Reproduce every entry exactly and leave its pictures out.

-- BEGIN --

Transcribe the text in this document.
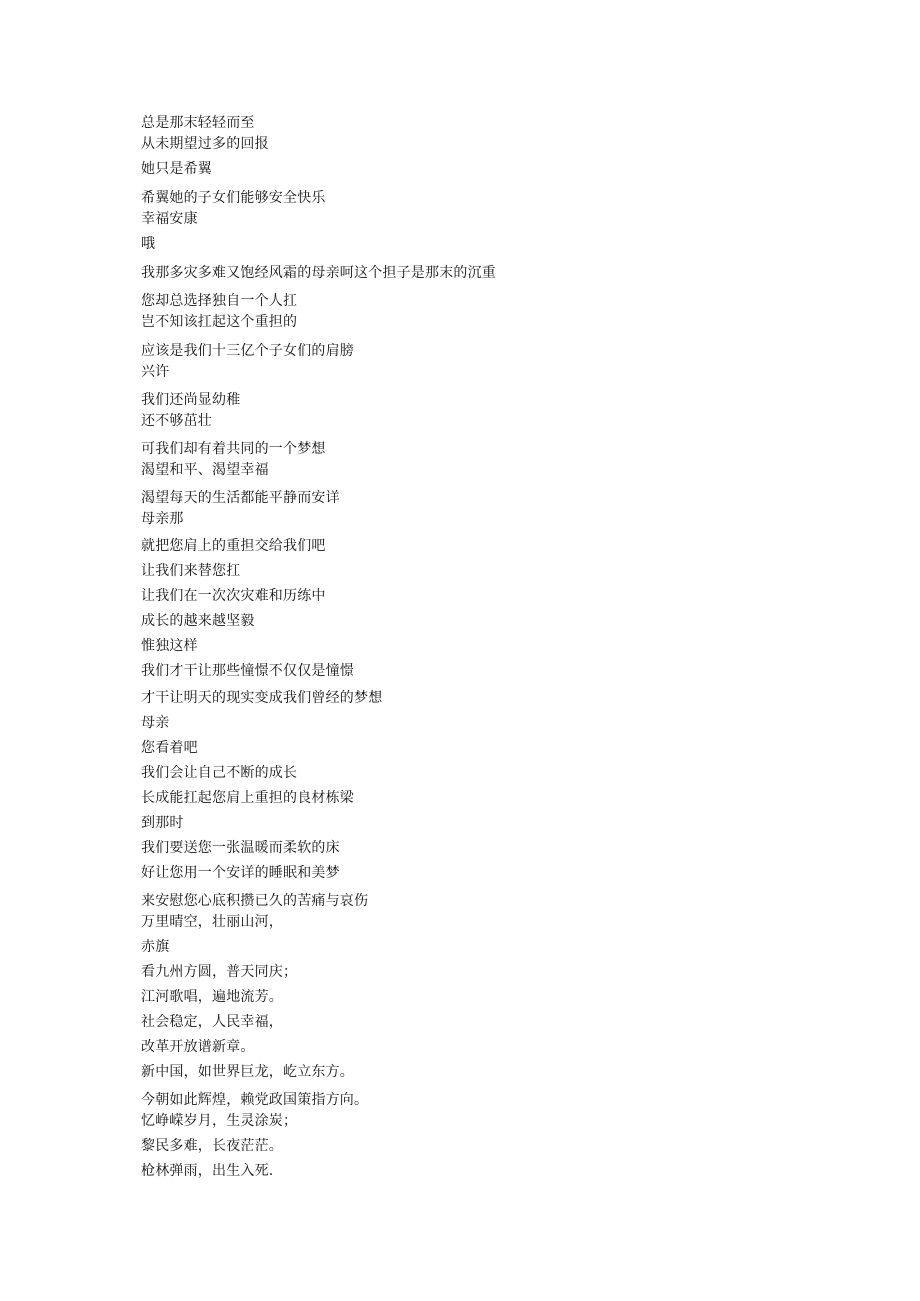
总是那末轻轻而至
从未期望过多的回报
她只是希翼
希翼她的子女们能够安全快乐
幸福安康
哦
我那多灾多难又饱经风霜的母亲呵这个担子是那末的沉重
您却总选择独自一个人扛
岂不知该扛起这个重担的
应该是我们十三亿个子女们的肩膀
兴许
我们还尚显幼稚
还不够茁壮
可我们却有着共同的一个梦想
渴望和平、渴望幸福
渴望每天的生活都能平静而安详
母亲那
就把您肩上的重担交给我们吧
让我们来替您扛
让我们在一次次灾难和历练中
成长的越来越坚毅
惟独这样
我们才干让那些憧憬不仅仅是憧憬
才干让明天的现实变成我们曾经的梦想
母亲
您看着吧
我们会让自己不断的成长
长成能扛起您肩上重担的良材栋梁
到那时
我们要送您一张温暖而柔软的床
好让您用一个安详的睡眠和美梦
来安慰您心底积攒已久的苦痛与哀伤
万里晴空，壮丽山河，
赤旗
看九州方圆，普天同庆；
江河歌唱，遍地流芳。
社会稳定，人民幸福，
改革开放谱新章。
新中国，如世界巨龙，屹立东方。
今朝如此辉煌，赖党政国策指方向。
忆峥嵘岁月，生灵涂炭；
黎民多难，长夜茫茫。
枪林弹雨，出生入死.
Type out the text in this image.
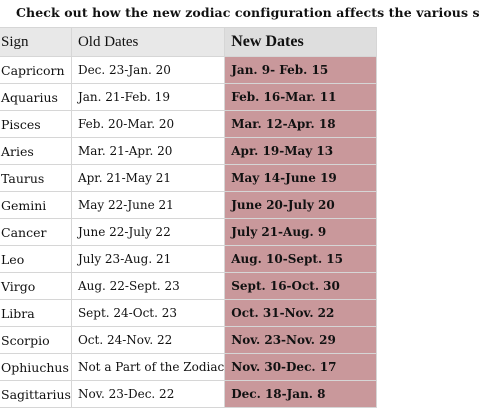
Check out how the new zodiac configuration affects the various s
Sign	Old Dates	New Dates
Capricorn	Dec. 23-Jan. 20	Jan. 9- Feb. 15
Aquarius	Jan. 21-Feb. 19	Feb. 16-Mar. 11
Pisces	Feb. 20-Mar. 20	Mar. 12-Apr. 18
Aries	Mar. 21-Apr. 20	Apr. 19-May 13
Taurus	Apr. 21-May 21	May 14-June 19
Gemini	May 22-June 21	June 20-July 20
Cancer	June 22-July 22	July 21-Aug. 9
Leo	July 23-Aug. 21	Aug. 10-Sept. 15
Virgo	Aug. 22-Sept. 23	Sept. 16-Oct. 30
Libra	Sept. 24-Oct. 23	Oct. 31-Nov. 22
Scorpio	Oct. 24-Nov. 22	Nov. 23-Nov. 29
Ophiuchus	Not a Part of the Zodiac	Nov. 30-Dec. 17
Sagittarius	Nov. 23-Dec. 22	Dec. 18-Jan. 8
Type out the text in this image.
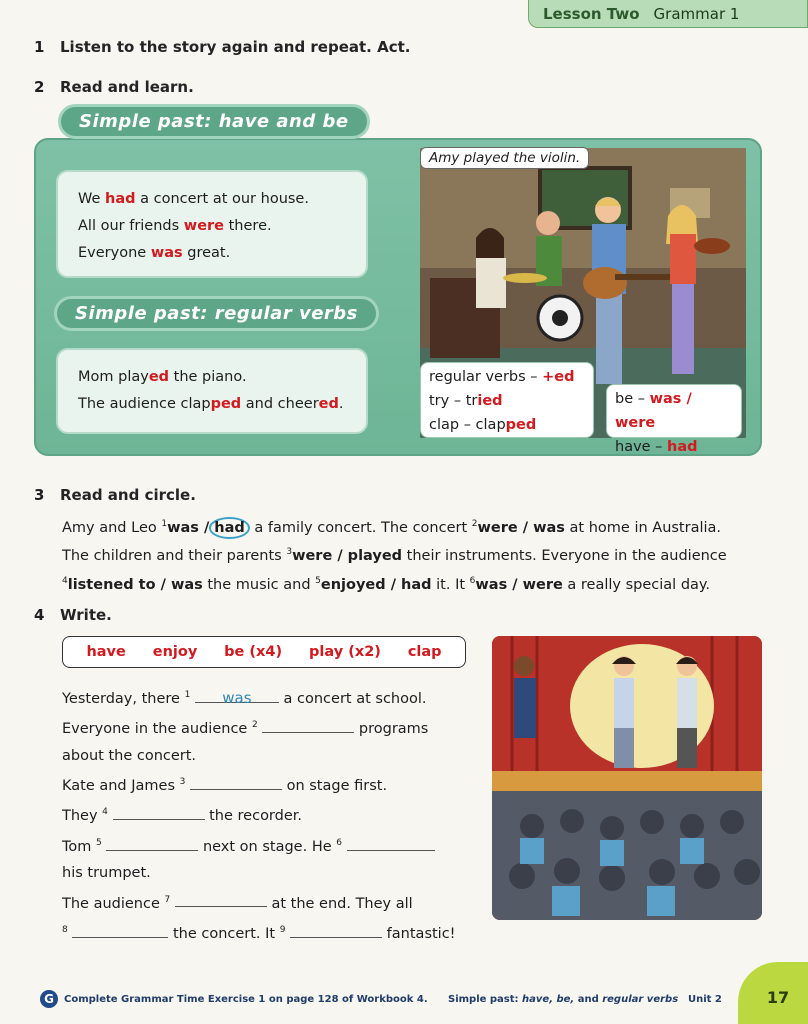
Lesson Two Grammar 1
1 Listen to the story again and repeat. Act.
2 Read and learn.
Simple past: have and be
We had a concert at our house.
All our friends were there.
Everyone was great.
Simple past: regular verbs
Mom played the piano.
The audience clapped and cheered.
Amy played the violin.
regular verbs – +ed
try – tried
clap – clapped
be – was / were
have – had
3 Read and circle.
Amy and Leo $^1$was / had a family concert. The concert $^2$were / was at home in Australia.
The children and their parents $^3$were / played their instruments. Everyone in the audience
$^4$listened to / was the music and $^5$enjoyed / had it. It $^6$was / were a really special day.
4 Write.
have enjoy be (x4) play (x2) clap
Yesterday, there $^1$ was a concert at school.
Everyone in the audience $^2$	programs
about the concert.
Kate and James $^3$	on stage first.
They $^4$	the recorder.
Tom $^5$	next on stage. He $^6$
his trumpet.
The audience $^7$	at the end. They all
$^8$	the concert. It $^9$	fantastic!
G	Complete Grammar Time Exercise 1 on page 128 of Workbook 4. Simple past: have, be, and regular verbs Unit 2	17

-- END --

Answer to this task |
Transcribe the text in this document.
总是那末轻轻而至
从未期望过多的回报
她只是希翼
希翼她的子女们能够安全快乐
幸福安康
哦
我那多灾多难又饱经风霜的母亲呵这个担子是那末的沉重
您却总选择独自一个人扛
岂不知该扛起这个重担的
应该是我们十三亿个子女们的肩膀
兴许
我们还尚显幼稚
还不够茁壮
可我们却有着共同的一个梦想
渴望和平、渴望幸福
渴望每天的生活都能平静而安详
母亲那
就把您肩上的重担交给我们吧
让我们来替您扛
让我们在一次次灾难和历练中
成长的越来越坚毅
惟独这样
我们才干让那些憧憬不仅仅是憧憬
才干让明天的现实变成我们曾经的梦想
母亲
您看着吧
我们会让自己不断的成长
长成能扛起您肩上重担的良材栋梁
到那时
我们要送您一张温暖而柔软的床
好让您用一个安详的睡眠和美梦
来安慰您心底积攒已久的苦痛与哀伤
万里晴空，壮丽山河，
赤旗
看九州方圆，普天同庆；
江河歌唱，遍地流芳。
社会稳定，人民幸福，
改革开放谱新章。
新中国，如世界巨龙，屹立东方。
今朝如此辉煌，赖党政国策指方向。
忆峥嵘岁月，生灵涂炭；
黎民多难，长夜茫茫。
枪林弹雨，出生入死.
Type out the text in this image.
Check out how the new zodiac configuration affects the various s
Sign	Old Dates	New Dates
Capricorn	Dec. 23-Jan. 20	Jan. 9- Feb. 15
Aquarius	Jan. 21-Feb. 19	Feb. 16-Mar. 11
Pisces	Feb. 20-Mar. 20	Mar. 12-Apr. 18
Aries	Mar. 21-Apr. 20	Apr. 19-May 13
Taurus	Apr. 21-May 21	May 14-June 19
Gemini	May 22-June 21	June 20-July 20
Cancer	June 22-July 22	July 21-Aug. 9
Leo	July 23-Aug. 21	Aug. 10-Sept. 15
Virgo	Aug. 22-Sept. 23	Sept. 16-Oct. 30
Libra	Sept. 24-Oct. 23	Oct. 31-Nov. 22
Scorpio	Oct. 24-Nov. 22	Nov. 23-Nov. 29
Ophiuchus	Not a Part of the Zodiac	Nov. 30-Dec. 17
Sagittarius	Nov. 23-Dec. 22	Dec. 18-Jan. 8
Type out the text in this image.
Lesson Two Grammar 1
1 Listen to the story again and repeat. Act.
2 Read and learn.
Simple past: have and be
We had a concert at our house.
All our friends were there.
Everyone was great.
Simple past: regular verbs
Mom played the piano.
The audience clapped and cheered.
Amy played the violin.
regular verbs – +ed
try – tried
clap – clapped
be – was / were
have – had
3 Read and circle.
Amy and Leo $^1$was / had a family concert. The concert $^2$were / was at home in Australia.
The children and their parents $^3$were / played their instruments. Everyone in the audience
$^4$listened to / was the music and $^5$enjoyed / had it. It $^6$was / were a really special day.
4 Write.
have enjoy be (x4) play (x2) clap
Yesterday, there $^1$ was a concert at school.
Everyone in the audience $^2$	programs
about the concert.
Kate and James $^3$	on stage first.
They $^4$	the recorder.
Tom $^5$	next on stage. He $^6$
his trumpet.
The audience $^7$	at the end. They all
$^8$	the concert. It $^9$	fantastic!
G	Complete Grammar Time Exercise 1 on page 128 of Workbook 4. Simple past: have, be, and regular verbs Unit 2	17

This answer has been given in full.